▸ **DO THIS**
Pick out all lines in the listing holding the string "JSON" and copy them.
######
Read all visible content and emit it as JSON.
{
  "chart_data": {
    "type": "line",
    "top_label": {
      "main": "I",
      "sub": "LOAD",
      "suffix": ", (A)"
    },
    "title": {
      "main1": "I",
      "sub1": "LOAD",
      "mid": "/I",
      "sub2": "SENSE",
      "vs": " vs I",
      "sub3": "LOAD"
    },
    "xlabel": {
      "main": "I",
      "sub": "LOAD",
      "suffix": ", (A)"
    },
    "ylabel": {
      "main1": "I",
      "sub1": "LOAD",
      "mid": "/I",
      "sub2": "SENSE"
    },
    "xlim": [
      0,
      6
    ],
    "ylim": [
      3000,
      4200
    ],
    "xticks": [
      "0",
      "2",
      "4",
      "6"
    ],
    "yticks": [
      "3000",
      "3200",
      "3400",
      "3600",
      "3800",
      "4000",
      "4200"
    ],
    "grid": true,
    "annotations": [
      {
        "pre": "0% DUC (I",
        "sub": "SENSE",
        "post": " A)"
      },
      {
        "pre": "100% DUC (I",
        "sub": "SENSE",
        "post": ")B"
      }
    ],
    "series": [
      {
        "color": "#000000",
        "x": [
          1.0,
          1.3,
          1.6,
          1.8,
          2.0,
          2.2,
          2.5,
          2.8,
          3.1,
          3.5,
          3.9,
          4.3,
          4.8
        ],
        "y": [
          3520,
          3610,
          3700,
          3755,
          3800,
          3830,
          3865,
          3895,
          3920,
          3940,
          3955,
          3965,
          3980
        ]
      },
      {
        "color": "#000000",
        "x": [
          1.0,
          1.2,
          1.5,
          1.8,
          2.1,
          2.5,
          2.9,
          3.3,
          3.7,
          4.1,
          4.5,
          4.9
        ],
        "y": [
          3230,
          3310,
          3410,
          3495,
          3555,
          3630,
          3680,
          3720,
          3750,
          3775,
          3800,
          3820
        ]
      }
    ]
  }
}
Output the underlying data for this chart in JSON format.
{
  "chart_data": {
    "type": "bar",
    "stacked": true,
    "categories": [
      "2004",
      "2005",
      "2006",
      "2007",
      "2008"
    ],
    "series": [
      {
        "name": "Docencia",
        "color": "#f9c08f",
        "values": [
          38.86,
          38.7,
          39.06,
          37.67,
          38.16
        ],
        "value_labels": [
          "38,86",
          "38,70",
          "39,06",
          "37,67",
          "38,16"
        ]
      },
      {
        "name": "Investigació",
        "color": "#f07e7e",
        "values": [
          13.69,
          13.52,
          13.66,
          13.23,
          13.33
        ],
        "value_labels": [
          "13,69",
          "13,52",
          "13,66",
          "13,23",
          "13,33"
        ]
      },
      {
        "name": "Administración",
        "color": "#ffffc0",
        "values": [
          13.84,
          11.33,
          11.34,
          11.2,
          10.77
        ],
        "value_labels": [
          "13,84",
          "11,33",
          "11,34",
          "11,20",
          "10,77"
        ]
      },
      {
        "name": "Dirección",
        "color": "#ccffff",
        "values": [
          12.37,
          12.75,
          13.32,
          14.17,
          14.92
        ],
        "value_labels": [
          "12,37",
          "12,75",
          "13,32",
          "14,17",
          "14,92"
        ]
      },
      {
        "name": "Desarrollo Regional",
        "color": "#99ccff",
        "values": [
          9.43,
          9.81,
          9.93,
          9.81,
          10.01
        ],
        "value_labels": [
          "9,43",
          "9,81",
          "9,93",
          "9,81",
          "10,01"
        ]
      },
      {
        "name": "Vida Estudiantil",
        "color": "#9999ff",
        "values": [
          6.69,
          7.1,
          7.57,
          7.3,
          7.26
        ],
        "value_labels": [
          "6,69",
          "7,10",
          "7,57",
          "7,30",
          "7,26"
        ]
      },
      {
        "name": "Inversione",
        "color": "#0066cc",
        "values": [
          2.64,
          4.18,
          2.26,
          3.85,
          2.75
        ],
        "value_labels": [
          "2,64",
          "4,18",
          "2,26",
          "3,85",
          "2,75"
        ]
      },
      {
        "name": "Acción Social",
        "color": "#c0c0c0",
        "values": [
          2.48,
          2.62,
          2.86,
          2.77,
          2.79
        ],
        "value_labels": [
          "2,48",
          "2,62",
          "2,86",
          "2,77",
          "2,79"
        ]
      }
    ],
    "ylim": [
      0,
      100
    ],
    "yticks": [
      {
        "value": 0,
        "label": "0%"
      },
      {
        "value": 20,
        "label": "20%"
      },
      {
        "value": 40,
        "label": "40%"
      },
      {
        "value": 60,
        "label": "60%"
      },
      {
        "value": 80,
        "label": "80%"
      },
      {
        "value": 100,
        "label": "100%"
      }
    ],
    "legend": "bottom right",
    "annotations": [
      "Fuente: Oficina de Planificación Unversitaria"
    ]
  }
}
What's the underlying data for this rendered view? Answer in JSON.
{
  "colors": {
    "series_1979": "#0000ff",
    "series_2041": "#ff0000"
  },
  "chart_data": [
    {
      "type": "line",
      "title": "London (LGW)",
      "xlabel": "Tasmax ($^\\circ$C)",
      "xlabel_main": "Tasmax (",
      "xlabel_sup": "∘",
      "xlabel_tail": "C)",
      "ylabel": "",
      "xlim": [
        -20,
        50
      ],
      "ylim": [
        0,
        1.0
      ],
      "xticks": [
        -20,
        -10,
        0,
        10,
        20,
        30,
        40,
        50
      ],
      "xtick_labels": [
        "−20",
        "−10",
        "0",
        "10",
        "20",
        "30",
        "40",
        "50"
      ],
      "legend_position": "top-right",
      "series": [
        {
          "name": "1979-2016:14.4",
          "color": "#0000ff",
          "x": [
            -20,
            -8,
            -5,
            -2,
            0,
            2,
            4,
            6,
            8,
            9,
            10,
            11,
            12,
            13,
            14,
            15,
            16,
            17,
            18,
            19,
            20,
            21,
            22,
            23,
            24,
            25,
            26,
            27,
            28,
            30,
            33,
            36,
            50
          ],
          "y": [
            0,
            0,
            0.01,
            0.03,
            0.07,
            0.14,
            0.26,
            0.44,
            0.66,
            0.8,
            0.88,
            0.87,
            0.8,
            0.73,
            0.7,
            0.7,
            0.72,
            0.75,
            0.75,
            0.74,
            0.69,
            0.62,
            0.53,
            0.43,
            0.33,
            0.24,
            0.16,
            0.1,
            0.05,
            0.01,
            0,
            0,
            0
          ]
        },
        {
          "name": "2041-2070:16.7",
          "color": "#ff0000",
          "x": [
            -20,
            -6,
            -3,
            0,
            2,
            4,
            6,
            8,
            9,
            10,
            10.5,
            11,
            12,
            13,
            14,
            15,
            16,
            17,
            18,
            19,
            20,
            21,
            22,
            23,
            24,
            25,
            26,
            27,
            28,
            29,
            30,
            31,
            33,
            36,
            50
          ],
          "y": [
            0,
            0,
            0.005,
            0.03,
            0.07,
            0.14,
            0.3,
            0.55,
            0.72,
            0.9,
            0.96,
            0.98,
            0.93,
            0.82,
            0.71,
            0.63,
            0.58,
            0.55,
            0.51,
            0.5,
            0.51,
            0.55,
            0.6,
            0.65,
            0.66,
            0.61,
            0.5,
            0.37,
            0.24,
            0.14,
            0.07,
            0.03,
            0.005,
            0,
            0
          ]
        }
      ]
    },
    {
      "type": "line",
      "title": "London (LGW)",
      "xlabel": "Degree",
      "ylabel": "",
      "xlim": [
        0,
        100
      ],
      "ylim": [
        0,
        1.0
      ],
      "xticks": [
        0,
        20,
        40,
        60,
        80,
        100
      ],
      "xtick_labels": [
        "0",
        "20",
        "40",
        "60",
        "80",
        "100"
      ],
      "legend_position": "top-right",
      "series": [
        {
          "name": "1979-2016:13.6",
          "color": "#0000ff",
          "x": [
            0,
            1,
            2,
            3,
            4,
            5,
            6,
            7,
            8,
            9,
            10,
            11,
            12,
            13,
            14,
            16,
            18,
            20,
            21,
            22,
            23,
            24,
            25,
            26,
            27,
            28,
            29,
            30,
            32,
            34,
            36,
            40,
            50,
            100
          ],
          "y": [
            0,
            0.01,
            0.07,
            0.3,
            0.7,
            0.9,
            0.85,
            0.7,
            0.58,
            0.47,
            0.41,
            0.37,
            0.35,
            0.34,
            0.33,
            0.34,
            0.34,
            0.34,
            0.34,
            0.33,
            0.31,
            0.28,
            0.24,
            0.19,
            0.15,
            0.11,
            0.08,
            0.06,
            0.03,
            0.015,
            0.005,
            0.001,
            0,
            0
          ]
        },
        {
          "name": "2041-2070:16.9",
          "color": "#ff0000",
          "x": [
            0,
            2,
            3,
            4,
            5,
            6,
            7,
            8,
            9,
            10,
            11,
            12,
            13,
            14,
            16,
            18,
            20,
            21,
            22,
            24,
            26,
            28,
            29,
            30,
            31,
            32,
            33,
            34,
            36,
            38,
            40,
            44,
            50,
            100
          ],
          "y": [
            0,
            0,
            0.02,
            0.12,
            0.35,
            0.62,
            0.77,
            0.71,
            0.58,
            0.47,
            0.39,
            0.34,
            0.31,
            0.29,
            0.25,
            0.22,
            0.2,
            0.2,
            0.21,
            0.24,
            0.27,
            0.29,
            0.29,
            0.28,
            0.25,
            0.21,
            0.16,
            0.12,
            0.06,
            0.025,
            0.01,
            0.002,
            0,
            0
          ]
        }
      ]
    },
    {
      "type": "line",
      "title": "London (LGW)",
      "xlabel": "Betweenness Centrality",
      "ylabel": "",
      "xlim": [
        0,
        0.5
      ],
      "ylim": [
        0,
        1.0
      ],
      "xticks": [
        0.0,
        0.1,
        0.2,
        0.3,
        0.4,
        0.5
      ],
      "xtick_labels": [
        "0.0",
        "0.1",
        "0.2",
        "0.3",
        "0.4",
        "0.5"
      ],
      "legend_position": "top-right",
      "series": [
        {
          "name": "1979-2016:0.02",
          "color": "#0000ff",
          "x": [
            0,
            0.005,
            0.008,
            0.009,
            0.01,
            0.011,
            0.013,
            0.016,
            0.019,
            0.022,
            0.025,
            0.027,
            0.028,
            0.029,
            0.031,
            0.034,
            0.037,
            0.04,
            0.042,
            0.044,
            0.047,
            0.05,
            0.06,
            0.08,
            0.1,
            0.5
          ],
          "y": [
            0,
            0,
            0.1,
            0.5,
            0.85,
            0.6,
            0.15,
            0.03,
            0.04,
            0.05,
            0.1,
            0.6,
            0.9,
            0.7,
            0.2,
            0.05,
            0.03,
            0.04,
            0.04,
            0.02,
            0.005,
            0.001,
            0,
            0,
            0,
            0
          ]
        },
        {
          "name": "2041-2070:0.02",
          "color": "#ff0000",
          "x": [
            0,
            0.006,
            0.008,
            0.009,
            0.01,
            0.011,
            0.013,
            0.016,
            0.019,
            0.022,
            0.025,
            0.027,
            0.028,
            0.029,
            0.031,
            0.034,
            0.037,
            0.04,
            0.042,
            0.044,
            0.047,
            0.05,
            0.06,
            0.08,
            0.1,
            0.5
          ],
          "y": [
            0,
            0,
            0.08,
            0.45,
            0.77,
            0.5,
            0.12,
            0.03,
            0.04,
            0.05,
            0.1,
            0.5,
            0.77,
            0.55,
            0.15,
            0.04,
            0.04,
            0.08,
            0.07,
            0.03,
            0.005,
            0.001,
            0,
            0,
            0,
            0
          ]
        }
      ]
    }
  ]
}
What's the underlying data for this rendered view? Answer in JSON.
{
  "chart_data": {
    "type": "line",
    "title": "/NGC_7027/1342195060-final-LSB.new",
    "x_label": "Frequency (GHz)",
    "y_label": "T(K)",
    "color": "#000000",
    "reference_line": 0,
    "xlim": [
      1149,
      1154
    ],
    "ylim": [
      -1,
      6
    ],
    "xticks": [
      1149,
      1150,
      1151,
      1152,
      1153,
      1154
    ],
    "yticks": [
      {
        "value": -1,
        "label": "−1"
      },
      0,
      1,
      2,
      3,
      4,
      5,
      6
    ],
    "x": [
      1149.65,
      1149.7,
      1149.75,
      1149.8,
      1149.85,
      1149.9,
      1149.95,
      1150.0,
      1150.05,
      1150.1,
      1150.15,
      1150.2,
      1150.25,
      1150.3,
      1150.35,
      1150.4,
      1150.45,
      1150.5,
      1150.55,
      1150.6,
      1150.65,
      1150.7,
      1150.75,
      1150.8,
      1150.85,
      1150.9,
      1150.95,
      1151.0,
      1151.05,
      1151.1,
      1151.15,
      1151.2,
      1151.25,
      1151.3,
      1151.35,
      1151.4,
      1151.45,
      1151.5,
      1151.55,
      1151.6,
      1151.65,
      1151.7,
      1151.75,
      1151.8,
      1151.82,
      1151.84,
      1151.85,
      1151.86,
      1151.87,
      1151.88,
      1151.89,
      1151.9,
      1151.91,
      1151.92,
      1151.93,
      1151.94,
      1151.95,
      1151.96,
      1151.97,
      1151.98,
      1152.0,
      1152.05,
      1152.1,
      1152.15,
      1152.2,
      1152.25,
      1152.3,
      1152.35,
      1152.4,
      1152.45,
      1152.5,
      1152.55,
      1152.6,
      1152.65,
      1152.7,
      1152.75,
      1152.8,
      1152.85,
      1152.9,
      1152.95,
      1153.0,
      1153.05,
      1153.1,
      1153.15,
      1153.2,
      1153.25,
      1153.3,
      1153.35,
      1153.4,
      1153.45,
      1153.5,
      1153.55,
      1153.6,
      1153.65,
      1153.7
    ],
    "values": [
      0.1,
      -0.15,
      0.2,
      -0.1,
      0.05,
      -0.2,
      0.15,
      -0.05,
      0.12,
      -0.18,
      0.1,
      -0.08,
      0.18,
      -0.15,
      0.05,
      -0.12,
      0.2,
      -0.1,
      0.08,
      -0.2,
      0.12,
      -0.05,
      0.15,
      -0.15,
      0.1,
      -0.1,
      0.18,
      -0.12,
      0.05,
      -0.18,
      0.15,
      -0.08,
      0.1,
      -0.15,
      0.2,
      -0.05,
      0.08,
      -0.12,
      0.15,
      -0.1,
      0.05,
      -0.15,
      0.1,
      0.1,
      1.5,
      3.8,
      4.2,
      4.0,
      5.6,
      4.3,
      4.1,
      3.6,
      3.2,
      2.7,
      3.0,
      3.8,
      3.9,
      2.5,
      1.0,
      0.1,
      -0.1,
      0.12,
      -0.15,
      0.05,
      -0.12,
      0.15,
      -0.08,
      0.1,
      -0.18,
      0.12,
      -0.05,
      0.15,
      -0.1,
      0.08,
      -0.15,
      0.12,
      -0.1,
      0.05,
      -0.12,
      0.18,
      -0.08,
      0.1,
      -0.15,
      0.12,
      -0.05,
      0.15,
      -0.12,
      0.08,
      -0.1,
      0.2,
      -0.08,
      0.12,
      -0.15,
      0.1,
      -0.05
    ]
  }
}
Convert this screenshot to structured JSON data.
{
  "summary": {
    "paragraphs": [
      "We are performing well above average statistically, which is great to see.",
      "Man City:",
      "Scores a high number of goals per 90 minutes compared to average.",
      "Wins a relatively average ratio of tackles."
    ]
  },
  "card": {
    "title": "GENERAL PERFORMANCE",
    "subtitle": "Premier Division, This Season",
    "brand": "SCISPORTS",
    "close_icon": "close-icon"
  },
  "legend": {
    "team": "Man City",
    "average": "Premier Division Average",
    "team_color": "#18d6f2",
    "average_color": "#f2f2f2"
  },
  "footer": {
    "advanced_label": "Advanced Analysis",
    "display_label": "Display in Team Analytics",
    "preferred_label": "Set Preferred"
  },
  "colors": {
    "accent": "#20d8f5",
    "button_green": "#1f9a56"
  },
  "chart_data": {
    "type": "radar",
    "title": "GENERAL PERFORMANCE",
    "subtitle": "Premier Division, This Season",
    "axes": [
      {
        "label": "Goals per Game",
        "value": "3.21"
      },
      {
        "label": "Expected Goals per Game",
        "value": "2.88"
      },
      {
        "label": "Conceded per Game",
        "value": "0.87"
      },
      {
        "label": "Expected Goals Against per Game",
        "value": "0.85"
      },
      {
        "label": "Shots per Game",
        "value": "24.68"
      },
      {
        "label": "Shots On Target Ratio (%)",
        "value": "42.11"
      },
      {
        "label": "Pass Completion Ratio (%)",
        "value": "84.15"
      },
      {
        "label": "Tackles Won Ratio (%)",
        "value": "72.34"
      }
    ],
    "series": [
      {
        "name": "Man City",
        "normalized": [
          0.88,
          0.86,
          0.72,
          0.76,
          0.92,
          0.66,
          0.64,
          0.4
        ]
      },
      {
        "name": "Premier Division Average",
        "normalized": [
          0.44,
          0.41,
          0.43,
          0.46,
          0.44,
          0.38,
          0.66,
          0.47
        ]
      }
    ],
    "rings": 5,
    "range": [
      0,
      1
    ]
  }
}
######
▸ **EXERCISE ANSWER**
Read all visible content and emit it as JSON.
Output the underlying data for this chart in JSON format.
What's the underlying data for this rendered view? Answer in JSON.
What's the underlying data for this rendered view? Answer in JSON.
Convert this screenshot to structured JSON data.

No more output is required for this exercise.